--- begin Material provided ---

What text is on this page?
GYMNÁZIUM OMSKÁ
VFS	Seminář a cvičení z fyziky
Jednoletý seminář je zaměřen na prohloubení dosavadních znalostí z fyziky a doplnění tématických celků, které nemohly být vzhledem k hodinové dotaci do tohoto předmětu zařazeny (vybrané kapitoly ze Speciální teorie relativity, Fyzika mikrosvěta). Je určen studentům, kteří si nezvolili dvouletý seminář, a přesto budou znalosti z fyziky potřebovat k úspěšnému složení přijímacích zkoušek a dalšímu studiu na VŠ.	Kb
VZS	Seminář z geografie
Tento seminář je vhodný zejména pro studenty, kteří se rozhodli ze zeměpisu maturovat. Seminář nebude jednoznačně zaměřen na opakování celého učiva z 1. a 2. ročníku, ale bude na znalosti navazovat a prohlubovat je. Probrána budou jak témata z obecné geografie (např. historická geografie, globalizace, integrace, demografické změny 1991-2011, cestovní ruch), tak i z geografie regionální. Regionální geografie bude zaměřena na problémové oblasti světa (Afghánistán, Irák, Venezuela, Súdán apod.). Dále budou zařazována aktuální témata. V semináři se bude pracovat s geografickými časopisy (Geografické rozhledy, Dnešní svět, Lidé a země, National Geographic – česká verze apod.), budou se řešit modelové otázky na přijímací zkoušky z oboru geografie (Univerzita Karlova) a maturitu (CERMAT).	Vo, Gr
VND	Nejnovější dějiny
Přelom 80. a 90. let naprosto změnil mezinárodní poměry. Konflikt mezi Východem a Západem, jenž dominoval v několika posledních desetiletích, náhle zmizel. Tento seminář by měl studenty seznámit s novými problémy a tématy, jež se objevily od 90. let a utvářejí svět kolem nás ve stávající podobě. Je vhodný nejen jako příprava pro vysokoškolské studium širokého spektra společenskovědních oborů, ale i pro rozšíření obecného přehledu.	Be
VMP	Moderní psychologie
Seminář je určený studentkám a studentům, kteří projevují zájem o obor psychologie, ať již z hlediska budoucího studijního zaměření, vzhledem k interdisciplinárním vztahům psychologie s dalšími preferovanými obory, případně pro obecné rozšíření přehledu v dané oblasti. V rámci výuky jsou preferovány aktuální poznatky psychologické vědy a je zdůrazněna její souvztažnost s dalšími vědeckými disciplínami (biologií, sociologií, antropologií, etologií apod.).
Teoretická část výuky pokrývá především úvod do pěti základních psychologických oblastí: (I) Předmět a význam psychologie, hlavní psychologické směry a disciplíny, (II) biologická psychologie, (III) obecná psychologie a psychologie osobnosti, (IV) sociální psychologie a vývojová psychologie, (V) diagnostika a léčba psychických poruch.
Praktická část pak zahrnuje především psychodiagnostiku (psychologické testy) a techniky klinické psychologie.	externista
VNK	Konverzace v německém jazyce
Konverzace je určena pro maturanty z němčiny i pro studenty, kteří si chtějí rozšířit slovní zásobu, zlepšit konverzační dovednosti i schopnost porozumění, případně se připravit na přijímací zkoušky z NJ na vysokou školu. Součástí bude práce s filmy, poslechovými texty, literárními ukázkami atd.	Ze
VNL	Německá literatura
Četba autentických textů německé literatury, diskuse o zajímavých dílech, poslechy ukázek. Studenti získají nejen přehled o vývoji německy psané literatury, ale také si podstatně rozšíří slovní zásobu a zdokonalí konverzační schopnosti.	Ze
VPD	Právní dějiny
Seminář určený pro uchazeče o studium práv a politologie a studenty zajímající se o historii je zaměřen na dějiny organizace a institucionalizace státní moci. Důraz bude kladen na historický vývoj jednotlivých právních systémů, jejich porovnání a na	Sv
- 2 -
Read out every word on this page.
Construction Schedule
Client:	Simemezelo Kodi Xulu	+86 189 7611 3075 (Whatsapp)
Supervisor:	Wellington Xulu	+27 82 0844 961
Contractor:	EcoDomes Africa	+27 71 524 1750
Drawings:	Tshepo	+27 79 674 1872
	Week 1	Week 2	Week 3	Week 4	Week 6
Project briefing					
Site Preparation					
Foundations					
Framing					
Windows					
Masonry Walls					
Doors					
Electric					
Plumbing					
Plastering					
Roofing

--- end Material provided ---

Set problem -> Quote the data above in full, changing nothing.

Task result ->
What text is on this page?
GYMNÁZIUM OMSKÁ
VFS	Seminář a cvičení z fyziky
Jednoletý seminář je zaměřen na prohloubení dosavadních znalostí z fyziky a doplnění tématických celků, které nemohly být vzhledem k hodinové dotaci do tohoto předmětu zařazeny (vybrané kapitoly ze Speciální teorie relativity, Fyzika mikrosvěta). Je určen studentům, kteří si nezvolili dvouletý seminář, a přesto budou znalosti z fyziky potřebovat k úspěšnému složení přijímacích zkoušek a dalšímu studiu na VŠ.	Kb
VZS	Seminář z geografie
Tento seminář je vhodný zejména pro studenty, kteří se rozhodli ze zeměpisu maturovat. Seminář nebude jednoznačně zaměřen na opakování celého učiva z 1. a 2. ročníku, ale bude na znalosti navazovat a prohlubovat je. Probrána budou jak témata z obecné geografie (např. historická geografie, globalizace, integrace, demografické změny 1991-2011, cestovní ruch), tak i z geografie regionální. Regionální geografie bude zaměřena na problémové oblasti světa (Afghánistán, Irák, Venezuela, Súdán apod.). Dále budou zařazována aktuální témata. V semináři se bude pracovat s geografickými časopisy (Geografické rozhledy, Dnešní svět, Lidé a země, National Geographic – česká verze apod.), budou se řešit modelové otázky na přijímací zkoušky z oboru geografie (Univerzita Karlova) a maturitu (CERMAT).	Vo, Gr
VND	Nejnovější dějiny
Přelom 80. a 90. let naprosto změnil mezinárodní poměry. Konflikt mezi Východem a Západem, jenž dominoval v několika posledních desetiletích, náhle zmizel. Tento seminář by měl studenty seznámit s novými problémy a tématy, jež se objevily od 90. let a utvářejí svět kolem nás ve stávající podobě. Je vhodný nejen jako příprava pro vysokoškolské studium širokého spektra společenskovědních oborů, ale i pro rozšíření obecného přehledu.	Be
VMP	Moderní psychologie
Seminář je určený studentkám a studentům, kteří projevují zájem o obor psychologie, ať již z hlediska budoucího studijního zaměření, vzhledem k interdisciplinárním vztahům psychologie s dalšími preferovanými obory, případně pro obecné rozšíření přehledu v dané oblasti. V rámci výuky jsou preferovány aktuální poznatky psychologické vědy a je zdůrazněna její souvztažnost s dalšími vědeckými disciplínami (biologií, sociologií, antropologií, etologií apod.).
Teoretická část výuky pokrývá především úvod do pěti základních psychologických oblastí: (I) Předmět a význam psychologie, hlavní psychologické směry a disciplíny, (II) biologická psychologie, (III) obecná psychologie a psychologie osobnosti, (IV) sociální psychologie a vývojová psychologie, (V) diagnostika a léčba psychických poruch.
Praktická část pak zahrnuje především psychodiagnostiku (psychologické testy) a techniky klinické psychologie.	externista
VNK	Konverzace v německém jazyce
Konverzace je určena pro maturanty z němčiny i pro studenty, kteří si chtějí rozšířit slovní zásobu, zlepšit konverzační dovednosti i schopnost porozumění, případně se připravit na přijímací zkoušky z NJ na vysokou školu. Součástí bude práce s filmy, poslechovými texty, literárními ukázkami atd.	Ze
VNL	Německá literatura
Četba autentických textů německé literatury, diskuse o zajímavých dílech, poslechy ukázek. Studenti získají nejen přehled o vývoji německy psané literatury, ale také si podstatně rozšíří slovní zásobu a zdokonalí konverzační schopnosti.	Ze
VPD	Právní dějiny
Seminář určený pro uchazeče o studium práv a politologie a studenty zajímající se o historii je zaměřen na dějiny organizace a institucionalizace státní moci. Důraz bude kladen na historický vývoj jednotlivých právních systémů, jejich porovnání a na	Sv
- 2 -
Read out every word on this page.
Construction Schedule
Client:	Simemezelo Kodi Xulu	+86 189 7611 3075 (Whatsapp)
Supervisor:	Wellington Xulu	+27 82 0844 961
Contractor:	EcoDomes Africa	+27 71 524 1750
Drawings:	Tshepo	+27 79 674 1872
	Week 1	Week 2	Week 3	Week 4	Week 6
Project briefing					
Site Preparation					
Foundations					
Framing					
Windows					
Masonry Walls					
Doors					
Electric					
Plumbing					
Plastering					
Roofing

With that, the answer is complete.